Retype the complete listing exactly as it appears.
******
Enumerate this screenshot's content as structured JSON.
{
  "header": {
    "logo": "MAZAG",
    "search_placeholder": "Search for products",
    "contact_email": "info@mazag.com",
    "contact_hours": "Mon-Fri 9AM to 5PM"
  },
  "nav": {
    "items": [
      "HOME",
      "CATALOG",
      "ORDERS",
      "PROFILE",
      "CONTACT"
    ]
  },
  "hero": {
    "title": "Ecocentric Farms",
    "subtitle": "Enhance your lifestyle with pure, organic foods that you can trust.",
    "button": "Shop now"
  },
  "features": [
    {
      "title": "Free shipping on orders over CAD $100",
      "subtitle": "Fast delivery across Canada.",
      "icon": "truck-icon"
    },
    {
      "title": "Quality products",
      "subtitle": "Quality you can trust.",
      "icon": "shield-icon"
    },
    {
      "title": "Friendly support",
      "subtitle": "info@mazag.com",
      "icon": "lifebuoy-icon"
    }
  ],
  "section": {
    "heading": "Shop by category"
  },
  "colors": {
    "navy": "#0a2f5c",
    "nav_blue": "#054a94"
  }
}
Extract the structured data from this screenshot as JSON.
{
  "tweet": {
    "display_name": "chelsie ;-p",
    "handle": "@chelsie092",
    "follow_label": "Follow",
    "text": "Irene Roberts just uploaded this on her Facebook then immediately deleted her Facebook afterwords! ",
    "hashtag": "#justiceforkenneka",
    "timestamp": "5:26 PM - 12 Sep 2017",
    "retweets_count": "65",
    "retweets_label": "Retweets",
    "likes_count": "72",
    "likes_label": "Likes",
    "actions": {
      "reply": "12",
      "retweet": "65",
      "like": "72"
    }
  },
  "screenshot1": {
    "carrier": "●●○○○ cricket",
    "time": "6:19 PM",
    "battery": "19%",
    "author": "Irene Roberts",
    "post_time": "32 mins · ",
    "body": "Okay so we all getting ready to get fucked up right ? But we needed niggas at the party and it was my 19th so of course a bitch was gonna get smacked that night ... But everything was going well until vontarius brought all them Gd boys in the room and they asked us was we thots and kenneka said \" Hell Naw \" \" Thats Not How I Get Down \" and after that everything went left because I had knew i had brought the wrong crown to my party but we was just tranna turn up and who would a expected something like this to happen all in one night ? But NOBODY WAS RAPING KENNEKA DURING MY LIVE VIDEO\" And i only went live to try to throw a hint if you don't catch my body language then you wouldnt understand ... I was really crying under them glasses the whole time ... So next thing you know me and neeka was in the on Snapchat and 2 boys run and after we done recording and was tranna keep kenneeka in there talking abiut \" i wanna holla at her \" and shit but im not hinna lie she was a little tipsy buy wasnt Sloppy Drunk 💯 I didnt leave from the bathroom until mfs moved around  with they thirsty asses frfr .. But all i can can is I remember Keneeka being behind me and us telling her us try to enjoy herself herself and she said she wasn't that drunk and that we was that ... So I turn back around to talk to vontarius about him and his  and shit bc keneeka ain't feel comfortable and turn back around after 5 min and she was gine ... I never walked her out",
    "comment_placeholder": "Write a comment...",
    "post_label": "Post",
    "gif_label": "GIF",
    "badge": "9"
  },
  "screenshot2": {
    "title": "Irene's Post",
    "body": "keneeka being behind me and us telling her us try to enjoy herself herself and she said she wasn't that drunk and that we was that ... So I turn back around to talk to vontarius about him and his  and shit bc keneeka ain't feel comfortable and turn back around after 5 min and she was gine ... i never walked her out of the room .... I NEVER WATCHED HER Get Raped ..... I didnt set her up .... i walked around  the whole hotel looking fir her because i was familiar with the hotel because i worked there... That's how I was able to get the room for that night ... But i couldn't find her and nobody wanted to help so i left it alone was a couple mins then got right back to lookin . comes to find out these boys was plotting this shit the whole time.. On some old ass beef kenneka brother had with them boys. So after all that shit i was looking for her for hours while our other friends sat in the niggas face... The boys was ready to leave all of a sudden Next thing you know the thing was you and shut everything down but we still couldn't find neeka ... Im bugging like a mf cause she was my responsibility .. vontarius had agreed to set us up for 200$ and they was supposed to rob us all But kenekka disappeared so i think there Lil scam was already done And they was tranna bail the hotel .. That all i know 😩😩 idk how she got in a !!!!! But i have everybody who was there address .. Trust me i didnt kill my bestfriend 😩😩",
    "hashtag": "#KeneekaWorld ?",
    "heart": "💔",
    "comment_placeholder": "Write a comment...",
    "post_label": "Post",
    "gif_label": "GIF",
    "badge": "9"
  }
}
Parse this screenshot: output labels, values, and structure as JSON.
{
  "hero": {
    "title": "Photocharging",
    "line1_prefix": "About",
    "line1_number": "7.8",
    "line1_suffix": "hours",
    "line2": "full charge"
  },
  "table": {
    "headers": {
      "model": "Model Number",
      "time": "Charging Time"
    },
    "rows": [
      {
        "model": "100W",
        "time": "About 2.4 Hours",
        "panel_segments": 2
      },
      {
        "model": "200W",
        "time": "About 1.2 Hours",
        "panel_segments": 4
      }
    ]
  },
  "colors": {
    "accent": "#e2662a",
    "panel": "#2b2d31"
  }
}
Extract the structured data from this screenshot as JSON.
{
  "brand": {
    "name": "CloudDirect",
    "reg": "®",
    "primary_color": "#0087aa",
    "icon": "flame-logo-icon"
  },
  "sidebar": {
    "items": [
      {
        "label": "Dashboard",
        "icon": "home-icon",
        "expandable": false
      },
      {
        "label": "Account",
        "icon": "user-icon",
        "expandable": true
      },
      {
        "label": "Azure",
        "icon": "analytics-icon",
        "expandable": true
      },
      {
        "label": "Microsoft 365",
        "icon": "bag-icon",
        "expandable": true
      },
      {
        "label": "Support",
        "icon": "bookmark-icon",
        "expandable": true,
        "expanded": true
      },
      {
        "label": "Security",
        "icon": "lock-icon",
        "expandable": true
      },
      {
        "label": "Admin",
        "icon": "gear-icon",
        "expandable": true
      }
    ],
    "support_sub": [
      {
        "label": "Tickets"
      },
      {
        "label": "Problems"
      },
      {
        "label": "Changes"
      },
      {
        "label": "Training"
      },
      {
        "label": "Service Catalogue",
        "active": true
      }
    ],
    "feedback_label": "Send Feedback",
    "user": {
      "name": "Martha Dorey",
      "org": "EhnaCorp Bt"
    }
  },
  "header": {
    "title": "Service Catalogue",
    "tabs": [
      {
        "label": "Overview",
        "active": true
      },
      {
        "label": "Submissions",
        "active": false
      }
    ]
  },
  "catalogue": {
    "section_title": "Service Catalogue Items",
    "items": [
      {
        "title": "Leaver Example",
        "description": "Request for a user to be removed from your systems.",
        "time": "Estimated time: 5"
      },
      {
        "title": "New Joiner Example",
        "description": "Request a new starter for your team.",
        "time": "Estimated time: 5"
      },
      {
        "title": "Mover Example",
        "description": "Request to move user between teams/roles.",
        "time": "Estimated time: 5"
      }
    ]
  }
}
******
- _RESPONSE TO THE TASK_
Enumerate this screenshot's content as structured JSON.
{
  "header": {
    "logo": "MAZAG",
    "search_placeholder": "Search for products",
    "contact_email": "info@mazag.com",
    "contact_hours": "Mon-Fri 9AM to 5PM"
  },
  "nav": {
    "items": [
      "HOME",
      "CATALOG",
      "ORDERS",
      "PROFILE",
      "CONTACT"
    ]
  },
  "hero": {
    "title": "Ecocentric Farms",
    "subtitle": "Enhance your lifestyle with pure, organic foods that you can trust.",
    "button": "Shop now"
  },
  "features": [
    {
      "title": "Free shipping on orders over CAD $100",
      "subtitle": "Fast delivery across Canada.",
      "icon": "truck-icon"
    },
    {
      "title": "Quality products",
      "subtitle": "Quality you can trust.",
      "icon": "shield-icon"
    },
    {
      "title": "Friendly support",
      "subtitle": "info@mazag.com",
      "icon": "lifebuoy-icon"
    }
  ],
  "section": {
    "heading": "Shop by category"
  },
  "colors": {
    "navy": "#0a2f5c",
    "nav_blue": "#054a94"
  }
}
Extract the structured data from this screenshot as JSON.
{
  "tweet": {
    "display_name": "chelsie ;-p",
    "handle": "@chelsie092",
    "follow_label": "Follow",
    "text": "Irene Roberts just uploaded this on her Facebook then immediately deleted her Facebook afterwords! ",
    "hashtag": "#justiceforkenneka",
    "timestamp": "5:26 PM - 12 Sep 2017",
    "retweets_count": "65",
    "retweets_label": "Retweets",
    "likes_count": "72",
    "likes_label": "Likes",
    "actions": {
      "reply": "12",
      "retweet": "65",
      "like": "72"
    }
  },
  "screenshot1": {
    "carrier": "●●○○○ cricket",
    "time": "6:19 PM",
    "battery": "19%",
    "author": "Irene Roberts",
    "post_time": "32 mins · ",
    "body": "Okay so we all getting ready to get fucked up right ? But we needed niggas at the party and it was my 19th so of course a bitch was gonna get smacked that night ... But everything was going well until vontarius brought all them Gd boys in the room and they asked us was we thots and kenneka said \" Hell Naw \" \" Thats Not How I Get Down \" and after that everything went left because I had knew i had brought the wrong crown to my party but we was just tranna turn up and who would a expected something like this to happen all in one night ? But NOBODY WAS RAPING KENNEKA DURING MY LIVE VIDEO\" And i only went live to try to throw a hint if you don't catch my body language then you wouldnt understand ... I was really crying under them glasses the whole time ... So next thing you know me and neeka was in the on Snapchat and 2 boys run and after we done recording and was tranna keep kenneeka in there talking abiut \" i wanna holla at her \" and shit but im not hinna lie she was a little tipsy buy wasnt Sloppy Drunk 💯 I didnt leave from the bathroom until mfs moved around  with they thirsty asses frfr .. But all i can can is I remember Keneeka being behind me and us telling her us try to enjoy herself herself and she said she wasn't that drunk and that we was that ... So I turn back around to talk to vontarius about him and his  and shit bc keneeka ain't feel comfortable and turn back around after 5 min and she was gine ... I never walked her out",
    "comment_placeholder": "Write a comment...",
    "post_label": "Post",
    "gif_label": "GIF",
    "badge": "9"
  },
  "screenshot2": {
    "title": "Irene's Post",
    "body": "keneeka being behind me and us telling her us try to enjoy herself herself and she said she wasn't that drunk and that we was that ... So I turn back around to talk to vontarius about him and his  and shit bc keneeka ain't feel comfortable and turn back around after 5 min and she was gine ... i never walked her out of the room .... I NEVER WATCHED HER Get Raped ..... I didnt set her up .... i walked around  the whole hotel looking fir her because i was familiar with the hotel because i worked there... That's how I was able to get the room for that night ... But i couldn't find her and nobody wanted to help so i left it alone was a couple mins then got right back to lookin . comes to find out these boys was plotting this shit the whole time.. On some old ass beef kenneka brother had with them boys. So after all that shit i was looking for her for hours while our other friends sat in the niggas face... The boys was ready to leave all of a sudden Next thing you know the thing was you and shut everything down but we still couldn't find neeka ... Im bugging like a mf cause she was my responsibility .. vontarius had agreed to set us up for 200$ and they was supposed to rob us all But kenekka disappeared so i think there Lil scam was already done And they was tranna bail the hotel .. That all i know 😩😩 idk how she got in a !!!!! But i have everybody who was there address .. Trust me i didnt kill my bestfriend 😩😩",
    "hashtag": "#KeneekaWorld ?",
    "heart": "💔",
    "comment_placeholder": "Write a comment...",
    "post_label": "Post",
    "gif_label": "GIF",
    "badge": "9"
  }
}
Parse this screenshot: output labels, values, and structure as JSON.
{
  "hero": {
    "title": "Photocharging",
    "line1_prefix": "About",
    "line1_number": "7.8",
    "line1_suffix": "hours",
    "line2": "full charge"
  },
  "table": {
    "headers": {
      "model": "Model Number",
      "time": "Charging Time"
    },
    "rows": [
      {
        "model": "100W",
        "time": "About 2.4 Hours",
        "panel_segments": 2
      },
      {
        "model": "200W",
        "time": "About 1.2 Hours",
        "panel_segments": 4
      }
    ]
  },
  "colors": {
    "accent": "#e2662a",
    "panel": "#2b2d31"
  }
}
Extract the structured data from this screenshot as JSON.
{
  "brand": {
    "name": "CloudDirect",
    "reg": "®",
    "primary_color": "#0087aa",
    "icon": "flame-logo-icon"
  },
  "sidebar": {
    "items": [
      {
        "label": "Dashboard",
        "icon": "home-icon",
        "expandable": false
      },
      {
        "label": "Account",
        "icon": "user-icon",
        "expandable": true
      },
      {
        "label": "Azure",
        "icon": "analytics-icon",
        "expandable": true
      },
      {
        "label": "Microsoft 365",
        "icon": "bag-icon",
        "expandable": true
      },
      {
        "label": "Support",
        "icon": "bookmark-icon",
        "expandable": true,
        "expanded": true
      },
      {
        "label": "Security",
        "icon": "lock-icon",
        "expandable": true
      },
      {
        "label": "Admin",
        "icon": "gear-icon",
        "expandable": true
      }
    ],
    "support_sub": [
      {
        "label": "Tickets"
      },
      {
        "label": "Problems"
      },
      {
        "label": "Changes"
      },
      {
        "label": "Training"
      },
      {
        "label": "Service Catalogue",
        "active": true
      }
    ],
    "feedback_label": "Send Feedback",
    "user": {
      "name": "Martha Dorey",
      "org": "EhnaCorp Bt"
    }
  },
  "header": {
    "title": "Service Catalogue",
    "tabs": [
      {
        "label": "Overview",
        "active": true
      },
      {
        "label": "Submissions",
        "active": false
      }
    ]
  },
  "catalogue": {
    "section_title": "Service Catalogue Items",
    "items": [
      {
        "title": "Leaver Example",
        "description": "Request for a user to be removed from your systems.",
        "time": "Estimated time: 5"
      },
      {
        "title": "New Joiner Example",
        "description": "Request a new starter for your team.",
        "time": "Estimated time: 5"
      },
      {
        "title": "Mover Example",
        "description": "Request to move user between teams/roles.",
        "time": "Estimated time: 5"
      }
    ]
  }
}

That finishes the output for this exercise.